━━━ GIVEN ENTRIES ━━━
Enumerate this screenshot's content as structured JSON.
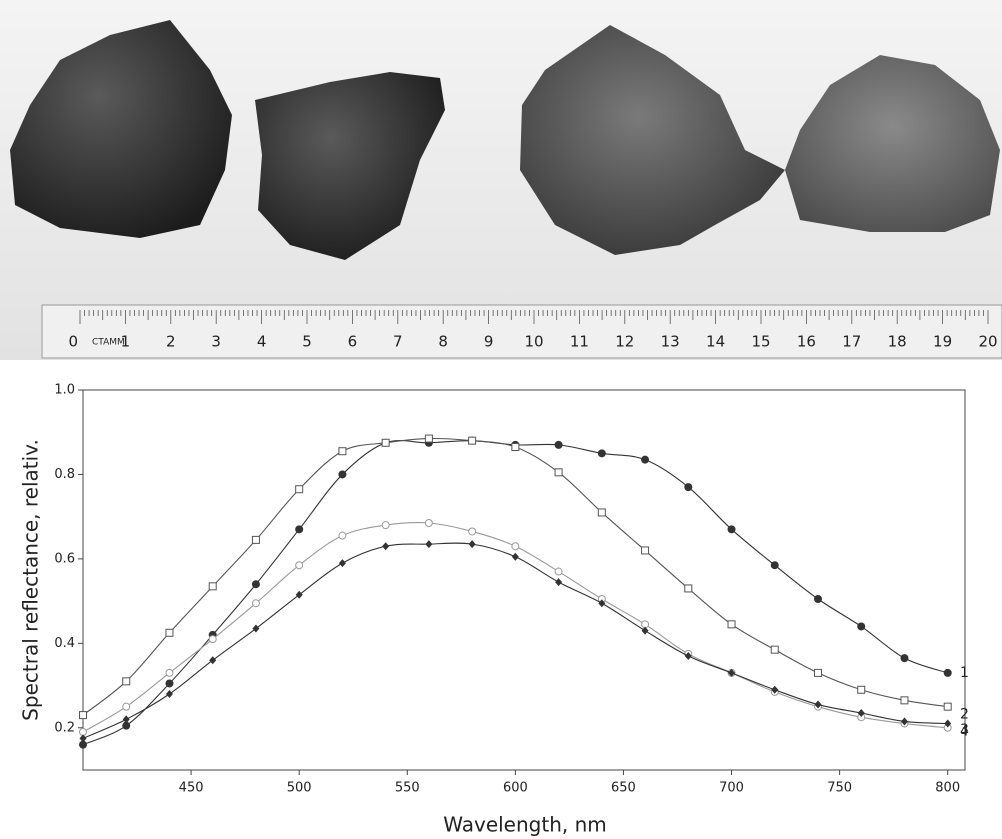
{
  "photo": {
    "ruler": {
      "brand": "CTAMM",
      "labels": [
        "0",
        "1",
        "2",
        "3",
        "4",
        "5",
        "6",
        "7",
        "8",
        "9",
        "10",
        "11",
        "12",
        "13",
        "14",
        "15",
        "16",
        "17",
        "18",
        "19",
        "20"
      ]
    }
  },
  "chart_data": {
    "type": "line",
    "x_label": "Wavelength, nm",
    "y_label": "Spectral reflectance, relativ.",
    "x": [
      400,
      420,
      440,
      460,
      480,
      500,
      520,
      540,
      560,
      580,
      600,
      620,
      640,
      660,
      680,
      700,
      720,
      740,
      760,
      780,
      800
    ],
    "xlim": [
      400,
      808
    ],
    "xticks": [
      450,
      500,
      550,
      600,
      650,
      700,
      750,
      800
    ],
    "ylim": [
      0.1,
      1.0
    ],
    "yticks": [
      0.2,
      0.4,
      0.6,
      0.8,
      {
        "value": 1,
        "label": "1.0"
      }
    ],
    "series": [
      {
        "name": "1",
        "color": "#333333",
        "marker": "circle-filled",
        "values": [
          0.16,
          0.205,
          0.305,
          0.42,
          0.54,
          0.67,
          0.8,
          0.875,
          0.875,
          0.88,
          0.87,
          0.87,
          0.85,
          0.835,
          0.77,
          0.67,
          0.585,
          0.505,
          0.44,
          0.365,
          0.33
        ]
      },
      {
        "name": "2",
        "color": "#555555",
        "marker": "square-open",
        "values": [
          0.23,
          0.31,
          0.425,
          0.535,
          0.645,
          0.765,
          0.855,
          0.875,
          0.885,
          0.88,
          0.865,
          0.805,
          0.71,
          0.62,
          0.53,
          0.445,
          0.385,
          0.33,
          0.29,
          0.265,
          0.25
        ]
      },
      {
        "name": "3",
        "color": "#999999",
        "marker": "circle-open",
        "values": [
          0.19,
          0.25,
          0.33,
          0.41,
          0.495,
          0.585,
          0.655,
          0.68,
          0.685,
          0.665,
          0.63,
          0.57,
          0.505,
          0.445,
          0.375,
          0.33,
          0.285,
          0.25,
          0.225,
          0.21,
          0.2
        ]
      },
      {
        "name": "4",
        "color": "#333333",
        "marker": "diamond-filled",
        "values": [
          0.175,
          0.22,
          0.28,
          0.36,
          0.435,
          0.515,
          0.59,
          0.63,
          0.635,
          0.635,
          0.605,
          0.545,
          0.495,
          0.43,
          0.37,
          0.33,
          0.29,
          0.255,
          0.235,
          0.215,
          0.21
        ]
      }
    ]
  }
}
━━━
AIM: Report only the number of lines in the data above that contain "color".

WORKED ANSWER: 4